━━━━━ DATA PROVIDED

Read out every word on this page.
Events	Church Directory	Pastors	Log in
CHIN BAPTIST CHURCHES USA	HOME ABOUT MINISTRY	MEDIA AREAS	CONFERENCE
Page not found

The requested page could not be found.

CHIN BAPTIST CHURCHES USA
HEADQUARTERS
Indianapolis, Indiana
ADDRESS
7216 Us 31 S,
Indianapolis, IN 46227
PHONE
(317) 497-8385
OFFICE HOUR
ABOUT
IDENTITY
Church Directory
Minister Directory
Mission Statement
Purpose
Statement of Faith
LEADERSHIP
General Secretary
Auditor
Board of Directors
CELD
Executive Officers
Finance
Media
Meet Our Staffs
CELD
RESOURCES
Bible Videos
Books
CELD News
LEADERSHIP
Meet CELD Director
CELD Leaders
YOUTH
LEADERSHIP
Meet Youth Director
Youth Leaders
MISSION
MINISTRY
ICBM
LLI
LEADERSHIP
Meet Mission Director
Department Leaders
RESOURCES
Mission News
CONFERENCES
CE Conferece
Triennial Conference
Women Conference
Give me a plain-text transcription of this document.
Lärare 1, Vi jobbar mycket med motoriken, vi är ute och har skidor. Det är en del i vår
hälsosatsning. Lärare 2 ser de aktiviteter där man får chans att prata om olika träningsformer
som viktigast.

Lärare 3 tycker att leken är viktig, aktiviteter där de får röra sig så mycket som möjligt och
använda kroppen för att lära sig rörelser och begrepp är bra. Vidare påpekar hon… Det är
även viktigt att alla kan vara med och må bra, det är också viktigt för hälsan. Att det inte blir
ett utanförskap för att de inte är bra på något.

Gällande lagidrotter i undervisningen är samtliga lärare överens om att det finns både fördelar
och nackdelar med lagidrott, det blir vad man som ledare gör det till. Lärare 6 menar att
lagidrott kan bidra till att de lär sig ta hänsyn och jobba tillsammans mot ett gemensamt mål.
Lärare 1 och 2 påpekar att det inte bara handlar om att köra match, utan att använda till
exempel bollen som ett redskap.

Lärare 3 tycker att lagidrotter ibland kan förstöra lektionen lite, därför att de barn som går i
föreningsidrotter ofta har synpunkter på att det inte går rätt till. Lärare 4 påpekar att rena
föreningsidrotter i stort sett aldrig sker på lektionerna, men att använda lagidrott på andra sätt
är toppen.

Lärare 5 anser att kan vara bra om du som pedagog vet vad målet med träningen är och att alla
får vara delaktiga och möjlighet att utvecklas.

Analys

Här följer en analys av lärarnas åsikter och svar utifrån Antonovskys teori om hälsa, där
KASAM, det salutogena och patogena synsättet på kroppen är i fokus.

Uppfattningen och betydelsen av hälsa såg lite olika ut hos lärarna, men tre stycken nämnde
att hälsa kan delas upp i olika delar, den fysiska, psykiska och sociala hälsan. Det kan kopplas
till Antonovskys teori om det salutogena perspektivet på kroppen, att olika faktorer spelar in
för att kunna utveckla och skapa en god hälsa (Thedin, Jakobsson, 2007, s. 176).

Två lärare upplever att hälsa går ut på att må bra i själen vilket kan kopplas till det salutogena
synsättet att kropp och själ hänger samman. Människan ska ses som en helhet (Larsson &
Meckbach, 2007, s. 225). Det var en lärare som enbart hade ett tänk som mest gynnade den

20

━━━━━━━━━━

AIM OF THE EXERCISE: Copy out each line of the records where the string "till" appears.

RESULT FOR THIS EXERCISE:
och nackdelar med lagidrott, det blir vad man som ledare gör det till. Lärare 6 menar att
lagidrott kan bidra till att de lär sig ta hänsyn och jobba tillsammans mot ett gemensamt mål.
Lärare 1 och 2 påpekar att det inte bara handlar om att köra match, utan att använda till
föreningsidrotter ofta har synpunkter på att det inte går rätt till. Lärare 4 påpekar att rena
till Antonovskys teori om det salutogena perspektivet på kroppen, att olika faktorer spelar in
Två lärare upplever att hälsa går ut på att må bra i själen vilket kan kopplas till det salutogena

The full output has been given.